### What is expected
Whenever a line contains the string "name", copy it out of the entries.

* Start *

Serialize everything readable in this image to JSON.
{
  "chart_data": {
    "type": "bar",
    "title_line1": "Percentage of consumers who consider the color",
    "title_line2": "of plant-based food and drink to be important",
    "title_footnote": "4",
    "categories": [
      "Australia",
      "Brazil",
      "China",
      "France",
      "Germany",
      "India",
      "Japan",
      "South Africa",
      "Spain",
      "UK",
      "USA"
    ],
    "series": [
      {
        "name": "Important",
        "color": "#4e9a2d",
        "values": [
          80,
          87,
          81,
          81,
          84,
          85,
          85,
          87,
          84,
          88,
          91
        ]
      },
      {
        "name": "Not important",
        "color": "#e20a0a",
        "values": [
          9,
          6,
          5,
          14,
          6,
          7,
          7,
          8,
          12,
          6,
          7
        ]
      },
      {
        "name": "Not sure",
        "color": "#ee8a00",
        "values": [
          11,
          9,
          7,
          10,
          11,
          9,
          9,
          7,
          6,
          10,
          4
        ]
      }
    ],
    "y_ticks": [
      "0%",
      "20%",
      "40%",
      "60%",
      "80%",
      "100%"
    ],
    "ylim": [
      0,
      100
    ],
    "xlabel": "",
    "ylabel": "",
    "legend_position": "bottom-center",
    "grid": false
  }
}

* End *

### Result
        "name": "Important",
        "name": "Not important",
        "name": "Not sure",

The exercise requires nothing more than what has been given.